### Description of the task
Quote all entries exactly, leaving pictures aside.

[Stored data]
========================

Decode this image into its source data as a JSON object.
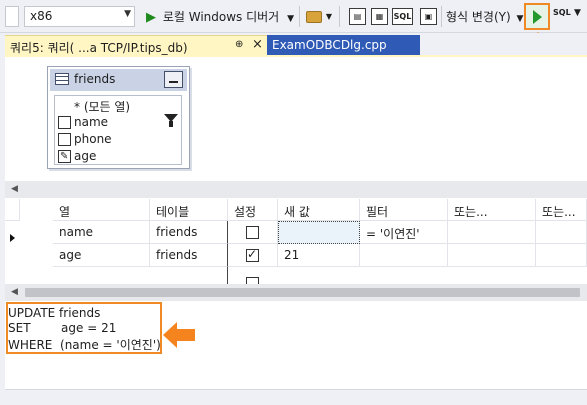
{
  "toolbar": {
    "platform": "x86",
    "run_label": "로컬 Windows 디버거",
    "sql_label": "SQL",
    "format_label": "형식 변경(Y)",
    "sql_check_label": "SQL"
  },
  "tabs": [
    {
      "label": "쿼리5: 쿼리(          ...a TCP/IP.tips_db)",
      "pin": "⊕",
      "close": "×",
      "active": true
    },
    {
      "label": "ExamODBCDlg.cpp",
      "active": false
    }
  ],
  "diagram": {
    "table_name": "friends",
    "columns": [
      {
        "label": "* (모든 열)"
      },
      {
        "label": "name"
      },
      {
        "label": "phone"
      },
      {
        "label": "age"
      }
    ]
  },
  "grid": {
    "headers": [
      "열",
      "테이블",
      "설정",
      "새 값",
      "필터",
      "또는...",
      "또는..."
    ],
    "rows": [
      {
        "column": "name",
        "table": "friends",
        "set": false,
        "new_value": "",
        "filter": "= '이연진'"
      },
      {
        "column": "age",
        "table": "friends",
        "set": true,
        "new_value": "21",
        "filter": ""
      }
    ]
  },
  "sql": {
    "line1": "UPDATE friends",
    "line2": "SET        age = 21",
    "line3": "WHERE  (name = '이연진')"
  },
  "colors": {
    "accent_orange": "#f5841f",
    "tab_active_bg": "#fff6c4",
    "tab_inactive_bg": "#2f5bb7",
    "run_green": "#1e8a1e"
  }
}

========================

### Expected output
Decode this image into its source data as a JSON object.
{
  "toolbar": {
    "platform": "x86",
    "run_label": "로컬 Windows 디버거",
    "sql_label": "SQL",
    "format_label": "형식 변경(Y)",
    "sql_check_label": "SQL"
  },
  "tabs": [
    {
      "label": "쿼리5: 쿼리(          ...a TCP/IP.tips_db)",
      "pin": "⊕",
      "close": "×",
      "active": true
    },
    {
      "label": "ExamODBCDlg.cpp",
      "active": false
    }
  ],
  "diagram": {
    "table_name": "friends",
    "columns": [
      {
        "label": "* (모든 열)"
      },
      {
        "label": "name"
      },
      {
        "label": "phone"
      },
      {
        "label": "age"
      }
    ]
  },
  "grid": {
    "headers": [
      "열",
      "테이블",
      "설정",
      "새 값",
      "필터",
      "또는...",
      "또는..."
    ],
    "rows": [
      {
        "column": "name",
        "table": "friends",
        "set": false,
        "new_value": "",
        "filter": "= '이연진'"
      },
      {
        "column": "age",
        "table": "friends",
        "set": true,
        "new_value": "21",
        "filter": ""
      }
    ]
  },
  "sql": {
    "line1": "UPDATE friends",
    "line2": "SET        age = 21",
    "line3": "WHERE  (name = '이연진')"
  },
  "colors": {
    "accent_orange": "#f5841f",
    "tab_active_bg": "#fff6c4",
    "tab_inactive_bg": "#2f5bb7",
    "run_green": "#1e8a1e"
  }
}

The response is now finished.